_SELECTED PASSAGE_

▬▬▬

Print Feature: The Boston Globe
Erin was recently featured in The Boston Globe talking about her work on Miss You Like Hell, her teaching at Brown, and more. We disagree with the headline of the article, seems like a slow burn insult to us, but the interview is still fun and interesting. Read the full article here.
Singer/songwriter Erin McKeown juggles the demands of being ‘not that famous’
By Lauren Daley
Growing up in Virginia, Erin McKeown thought she’d become an ornithologist. Then arriving at Brown University in Providence in the mid-'90s — and finding a home, literally, at nonprofit community arts organization AS220 — she switched her focus to ethnomusicology. Since then, she’s been a “guinea pig” at Harvard’s Berkman Klein Center for Internet & Society, collaborated with a Pulitzer Prize-winning playwright, played the Newport Folk and Bonnaroo festivals, has had her songs featured on “Gilmore Girls” and “The L Word,” and is now writing her own musical while teaching at an Ivy League school.
“I’ve just been a fly on a wall in some cool places,” says McKeown, 42, after sharing stories about how she ended up in a photo with best-selling writer Roxane Gay and found herself at dinner with the creator of “BoJack Horseman.”

▬▬▬

Records from a collection:
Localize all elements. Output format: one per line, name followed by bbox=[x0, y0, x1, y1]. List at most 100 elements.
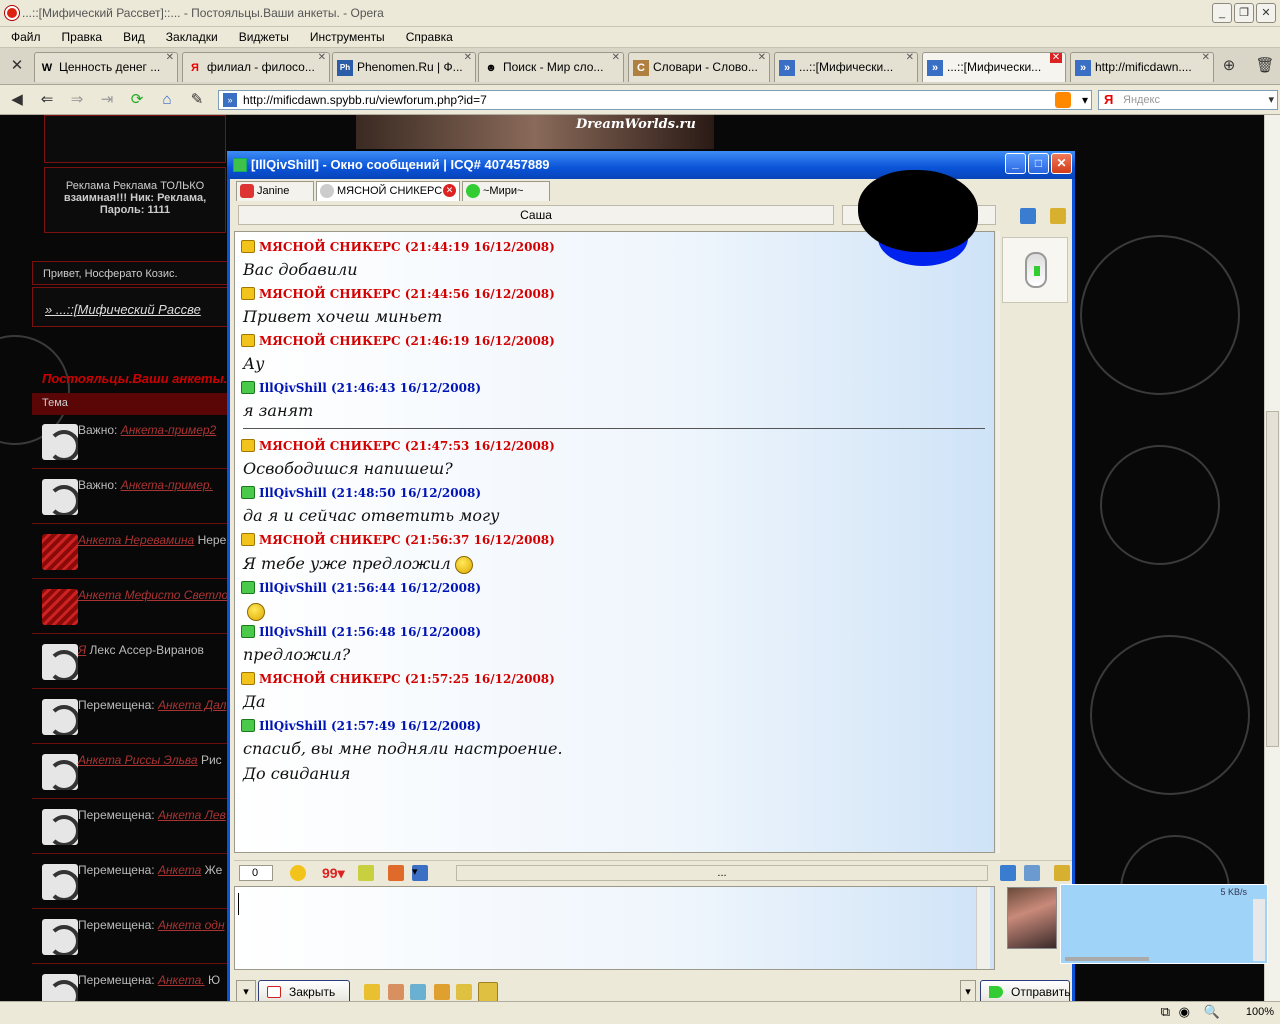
folder-delete-icon[interactable] bbox=[1054, 865, 1070, 881]
tab-8[interactable]: » http://mificdawn.... ✕ bbox=[1070, 52, 1214, 82]
dropdown-icon[interactable]: ▾ bbox=[1082, 91, 1088, 109]
tab-close-icon[interactable]: ✕ bbox=[166, 53, 174, 63]
notification-scrollbar[interactable] bbox=[1253, 899, 1265, 961]
topic-title[interactable]: Анкета Риссы Эльва Рис bbox=[78, 753, 222, 767]
topic-link[interactable]: Анкета bbox=[158, 863, 201, 877]
tab-miri[interactable]: ~Мири~ bbox=[462, 181, 550, 201]
contact-card-icon[interactable] bbox=[1000, 865, 1016, 881]
folder-icon[interactable] bbox=[1050, 208, 1066, 224]
forward-icon[interactable]: ⇒ bbox=[66, 89, 88, 111]
topic-link[interactable]: Анкета Лев bbox=[158, 808, 226, 822]
calendar-icon[interactable] bbox=[388, 865, 404, 881]
menu-tools[interactable]: Инструменты bbox=[310, 27, 385, 47]
topic-title[interactable]: Перемещена: Анкета Лев bbox=[78, 808, 226, 822]
search-input[interactable]: Я Яндекс ▾ bbox=[1098, 90, 1278, 110]
topic-title[interactable]: Перемещена: Анкета одн bbox=[78, 918, 225, 932]
tab-close-icon[interactable]: ✕ bbox=[318, 53, 326, 63]
topic-link[interactable]: Анкета. bbox=[158, 973, 205, 987]
page-scrollbar[interactable] bbox=[1264, 115, 1280, 1001]
tab-close-icon[interactable]: ✕ bbox=[1202, 53, 1210, 63]
edit-icon[interactable]: ✎ bbox=[186, 89, 208, 111]
input-scrollbar[interactable] bbox=[976, 887, 990, 969]
topic-title[interactable]: Важно: Анкета-пример2 bbox=[78, 423, 216, 437]
topic-link[interactable]: Анкета-пример. bbox=[121, 478, 213, 492]
message-input[interactable] bbox=[234, 886, 995, 970]
tools-icon[interactable]: ✕ bbox=[6, 55, 28, 77]
topic-title[interactable]: Перемещена: Анкета Же bbox=[78, 863, 222, 877]
menu-bookmarks[interactable]: Закладки bbox=[166, 27, 218, 47]
back-arrow-icon[interactable]: ⇐ bbox=[36, 89, 58, 111]
tab-myasnoy-snickers[interactable]: МЯСНОЙ СНИКЕРС ✕ bbox=[316, 181, 460, 201]
zoom-icon[interactable]: 🔍 bbox=[1204, 1004, 1220, 1020]
tab-close-icon[interactable]: ✕ bbox=[758, 53, 766, 63]
topic-title[interactable]: Перемещена: Анкета. Ю bbox=[78, 973, 220, 987]
close-window-button[interactable]: ✕ bbox=[1256, 3, 1276, 23]
menu-widgets[interactable]: Виджеты bbox=[239, 27, 289, 47]
tab-close-icon[interactable]: ✕ bbox=[612, 53, 620, 63]
expand-icon[interactable] bbox=[1024, 865, 1040, 881]
topic-link[interactable]: Анкета Риссы Эльва bbox=[78, 753, 198, 767]
scroll-thumb[interactable] bbox=[1266, 411, 1279, 747]
section-title[interactable]: Постояльцы.Ваши анкеты. bbox=[42, 371, 227, 386]
history-icon[interactable]: ▾ bbox=[412, 865, 428, 881]
tab-1[interactable]: W Ценность денег ... ✕ bbox=[34, 52, 178, 82]
send-file-icon[interactable] bbox=[358, 865, 374, 881]
topic-link[interactable]: Анкета Дал bbox=[158, 698, 226, 712]
fast-forward-icon[interactable]: ⇥ bbox=[96, 89, 118, 111]
topic-link[interactable]: Анкета Мефисто Светлого bbox=[78, 588, 241, 602]
message-meta: МЯСНОЙ СНИКЕРС (21:44:19 16/12/2008) bbox=[259, 240, 555, 254]
archive-icon[interactable] bbox=[456, 984, 472, 1000]
rss-icon[interactable] bbox=[1055, 92, 1071, 108]
user-info-icon[interactable] bbox=[1020, 208, 1036, 224]
pencil-icon[interactable] bbox=[364, 984, 380, 1000]
menu-file[interactable]: Файл bbox=[11, 27, 41, 47]
tab-close-icon[interactable]: ✕ bbox=[1050, 53, 1062, 63]
topic-title[interactable]: Важно: Анкета-пример. bbox=[78, 478, 213, 492]
tab-janine[interactable]: Janine bbox=[236, 181, 314, 201]
topic-title[interactable]: Анкета Мефисто Светлого bbox=[78, 588, 241, 602]
address-input[interactable]: » http://mificdawn.spybb.ru/viewforum.php… bbox=[218, 90, 1092, 110]
new-tab-icon[interactable]: ⊕ bbox=[1218, 55, 1240, 77]
tab-2[interactable]: Яфилиал - филосо... ✕ bbox=[182, 52, 330, 82]
tools-icon[interactable] bbox=[434, 984, 450, 1000]
reload-icon[interactable]: ⟳ bbox=[126, 89, 148, 111]
topic-link[interactable]: Анкета одн bbox=[158, 918, 225, 932]
back-icon[interactable]: ◀ bbox=[6, 89, 28, 111]
camera-icon[interactable]: ◉ bbox=[1179, 1004, 1190, 1020]
maximize-button[interactable]: ❐ bbox=[1234, 3, 1254, 23]
topic-link[interactable]: Анкета Неревамина bbox=[78, 533, 194, 547]
icq-minimize-button[interactable]: _ bbox=[1005, 153, 1026, 174]
multi-send-icon[interactable] bbox=[478, 982, 498, 1002]
topic-title[interactable]: Анкета Неревамина Нере bbox=[78, 533, 226, 547]
user-add-icon[interactable] bbox=[388, 984, 404, 1000]
network-icon[interactable]: ⧉ bbox=[1161, 1004, 1170, 1020]
minimize-button[interactable]: _ bbox=[1212, 3, 1232, 23]
message-history[interactable]: МЯСНОЙ СНИКЕРС (21:44:19 16/12/2008) Вас … bbox=[234, 231, 995, 853]
icq-close-button[interactable]: ✕ bbox=[1051, 153, 1072, 174]
close-tab-icon[interactable]: ✕ bbox=[443, 184, 456, 197]
quote-icon[interactable]: 99▾ bbox=[322, 865, 345, 881]
topic-link[interactable]: Я bbox=[78, 643, 86, 657]
tab-5[interactable]: C Словари - Слово... ✕ bbox=[628, 52, 770, 82]
topic-title[interactable]: Я Лекс Ассер-Виранов bbox=[78, 643, 204, 657]
trash-icon[interactable]: 🗑 bbox=[1254, 55, 1276, 77]
menu-help[interactable]: Справка bbox=[406, 27, 453, 47]
tab-4[interactable]: ☻ Поиск - Мир сло... ✕ bbox=[478, 52, 624, 82]
menu-view[interactable]: Вид bbox=[123, 27, 145, 47]
tab-close-icon[interactable]: ✕ bbox=[906, 53, 914, 63]
slovari-icon: C bbox=[633, 60, 649, 76]
topic-title[interactable]: Перемещена: Анкета Дал bbox=[78, 698, 226, 712]
zoom-level[interactable]: 100% bbox=[1246, 1006, 1274, 1018]
home-icon[interactable]: ⌂ bbox=[156, 89, 178, 111]
icq-maximize-button[interactable]: □ bbox=[1028, 153, 1049, 174]
search-dropdown-icon[interactable]: ▾ bbox=[1268, 91, 1274, 109]
tab-close-icon[interactable]: ✕ bbox=[464, 53, 472, 63]
menu-edit[interactable]: Правка bbox=[62, 27, 103, 47]
tab-3[interactable]: Ph Phenomen.Ru | Ф... ✕ bbox=[332, 52, 476, 82]
breadcrumb[interactable]: » ...::[Мифический Рассве bbox=[45, 302, 201, 317]
notes-icon[interactable] bbox=[410, 984, 426, 1000]
tab-7-active[interactable]: » ...::[Мифически... ✕ bbox=[922, 52, 1066, 82]
topic-link[interactable]: Анкета-пример2 bbox=[121, 423, 217, 437]
smiley-icon[interactable] bbox=[290, 865, 306, 881]
tab-6[interactable]: » ...::[Мифически... ✕ bbox=[774, 52, 918, 82]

▬▬▬

_SHORT EXERCISE A_
Copy everything in the Boston Globe feature from "Print Feature: The" down to "full article here.", and switch "interview" to "conversation".
_SHORT EXERCISE B_
Please repeat everything in the records from the line containing "folder-delete-icon[interactable] bbox=[1054, 865, 1070, 881]" down to the line containing "topic-title[interactable]: Анкета Риссы", including both of those lines.

_FINISHED ANSWER A_
Print Feature: The Boston Globe
Erin was recently featured in The Boston Globe talking about her work on Miss You Like Hell, her teaching at Brown, and more. We disagree with the headline of the article, seems like a slow burn insult to us, but the conversation is still fun and interesting. Read the full article here.

_FINISHED ANSWER B_
folder-delete-icon[interactable] bbox=[1054, 865, 1070, 881]
tab-8[interactable]: » http://mificdawn.... ✕ bbox=[1070, 52, 1214, 82]
dropdown-icon[interactable]: ▾ bbox=[1082, 91, 1088, 109]
tab-close-icon[interactable]: ✕ bbox=[166, 53, 174, 63]
notification-scrollbar[interactable] bbox=[1253, 899, 1265, 961]
topic-title[interactable]: Анкета Риссы Эльва Рис bbox=[78, 753, 222, 767]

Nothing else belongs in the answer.